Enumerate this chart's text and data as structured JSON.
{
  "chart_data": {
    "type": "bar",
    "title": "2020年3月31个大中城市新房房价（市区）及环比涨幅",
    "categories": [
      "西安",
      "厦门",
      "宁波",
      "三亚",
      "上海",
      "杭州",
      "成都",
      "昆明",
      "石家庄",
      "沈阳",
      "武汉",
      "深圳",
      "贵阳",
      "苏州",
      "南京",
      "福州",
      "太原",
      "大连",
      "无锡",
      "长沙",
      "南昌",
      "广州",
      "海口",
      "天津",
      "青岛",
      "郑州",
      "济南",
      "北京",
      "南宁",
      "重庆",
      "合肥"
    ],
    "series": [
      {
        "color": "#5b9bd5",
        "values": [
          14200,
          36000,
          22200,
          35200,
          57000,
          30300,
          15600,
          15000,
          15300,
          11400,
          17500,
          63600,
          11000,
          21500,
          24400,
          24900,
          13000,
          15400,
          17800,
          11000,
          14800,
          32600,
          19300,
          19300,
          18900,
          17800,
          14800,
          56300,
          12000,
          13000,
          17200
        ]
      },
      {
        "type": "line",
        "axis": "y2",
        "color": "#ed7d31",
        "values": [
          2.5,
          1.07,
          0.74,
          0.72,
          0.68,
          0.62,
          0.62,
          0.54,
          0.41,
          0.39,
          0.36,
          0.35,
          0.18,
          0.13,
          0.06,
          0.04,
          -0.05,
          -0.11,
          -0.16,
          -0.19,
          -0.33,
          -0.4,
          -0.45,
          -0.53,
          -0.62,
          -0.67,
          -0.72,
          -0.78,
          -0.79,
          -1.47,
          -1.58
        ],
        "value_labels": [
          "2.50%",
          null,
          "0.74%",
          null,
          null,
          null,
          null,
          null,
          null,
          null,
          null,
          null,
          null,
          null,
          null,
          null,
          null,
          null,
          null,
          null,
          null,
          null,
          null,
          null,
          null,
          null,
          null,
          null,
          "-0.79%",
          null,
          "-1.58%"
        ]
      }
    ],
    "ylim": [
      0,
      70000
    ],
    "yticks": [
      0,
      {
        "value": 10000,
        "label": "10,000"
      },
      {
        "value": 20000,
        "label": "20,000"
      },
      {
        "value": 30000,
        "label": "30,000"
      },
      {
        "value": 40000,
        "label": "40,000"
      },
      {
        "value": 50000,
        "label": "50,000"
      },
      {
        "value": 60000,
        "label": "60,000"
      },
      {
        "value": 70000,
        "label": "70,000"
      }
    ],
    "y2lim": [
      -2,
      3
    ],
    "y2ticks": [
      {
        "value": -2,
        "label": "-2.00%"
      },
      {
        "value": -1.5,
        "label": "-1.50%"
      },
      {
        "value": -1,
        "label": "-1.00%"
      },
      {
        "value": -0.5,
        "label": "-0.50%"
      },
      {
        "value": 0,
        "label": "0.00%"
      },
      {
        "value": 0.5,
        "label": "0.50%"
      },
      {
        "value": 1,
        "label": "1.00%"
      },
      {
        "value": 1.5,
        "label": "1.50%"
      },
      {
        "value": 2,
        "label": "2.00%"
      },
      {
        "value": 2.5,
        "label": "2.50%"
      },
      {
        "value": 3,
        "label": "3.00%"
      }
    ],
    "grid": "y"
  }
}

--

Repeat the material above in full, keeping every word.

◆ **Answer below**:
Enumerate this chart's text and data as structured JSON.
{
  "chart_data": {
    "type": "bar",
    "title": "2020年3月31个大中城市新房房价（市区）及环比涨幅",
    "categories": [
      "西安",
      "厦门",
      "宁波",
      "三亚",
      "上海",
      "杭州",
      "成都",
      "昆明",
      "石家庄",
      "沈阳",
      "武汉",
      "深圳",
      "贵阳",
      "苏州",
      "南京",
      "福州",
      "太原",
      "大连",
      "无锡",
      "长沙",
      "南昌",
      "广州",
      "海口",
      "天津",
      "青岛",
      "郑州",
      "济南",
      "北京",
      "南宁",
      "重庆",
      "合肥"
    ],
    "series": [
      {
        "color": "#5b9bd5",
        "values": [
          14200,
          36000,
          22200,
          35200,
          57000,
          30300,
          15600,
          15000,
          15300,
          11400,
          17500,
          63600,
          11000,
          21500,
          24400,
          24900,
          13000,
          15400,
          17800,
          11000,
          14800,
          32600,
          19300,
          19300,
          18900,
          17800,
          14800,
          56300,
          12000,
          13000,
          17200
        ]
      },
      {
        "type": "line",
        "axis": "y2",
        "color": "#ed7d31",
        "values": [
          2.5,
          1.07,
          0.74,
          0.72,
          0.68,
          0.62,
          0.62,
          0.54,
          0.41,
          0.39,
          0.36,
          0.35,
          0.18,
          0.13,
          0.06,
          0.04,
          -0.05,
          -0.11,
          -0.16,
          -0.19,
          -0.33,
          -0.4,
          -0.45,
          -0.53,
          -0.62,
          -0.67,
          -0.72,
          -0.78,
          -0.79,
          -1.47,
          -1.58
        ],
        "value_labels": [
          "2.50%",
          null,
          "0.74%",
          null,
          null,
          null,
          null,
          null,
          null,
          null,
          null,
          null,
          null,
          null,
          null,
          null,
          null,
          null,
          null,
          null,
          null,
          null,
          null,
          null,
          null,
          null,
          null,
          null,
          "-0.79%",
          null,
          "-1.58%"
        ]
      }
    ],
    "ylim": [
      0,
      70000
    ],
    "yticks": [
      0,
      {
        "value": 10000,
        "label": "10,000"
      },
      {
        "value": 20000,
        "label": "20,000"
      },
      {
        "value": 30000,
        "label": "30,000"
      },
      {
        "value": 40000,
        "label": "40,000"
      },
      {
        "value": 50000,
        "label": "50,000"
      },
      {
        "value": 60000,
        "label": "60,000"
      },
      {
        "value": 70000,
        "label": "70,000"
      }
    ],
    "y2lim": [
      -2,
      3
    ],
    "y2ticks": [
      {
        "value": -2,
        "label": "-2.00%"
      },
      {
        "value": -1.5,
        "label": "-1.50%"
      },
      {
        "value": -1,
        "label": "-1.00%"
      },
      {
        "value": -0.5,
        "label": "-0.50%"
      },
      {
        "value": 0,
        "label": "0.00%"
      },
      {
        "value": 0.5,
        "label": "0.50%"
      },
      {
        "value": 1,
        "label": "1.00%"
      },
      {
        "value": 1.5,
        "label": "1.50%"
      },
      {
        "value": 2,
        "label": "2.00%"
      },
      {
        "value": 2.5,
        "label": "2.50%"
      },
      {
        "value": 3,
        "label": "3.00%"
      }
    ],
    "grid": "y"
  }
}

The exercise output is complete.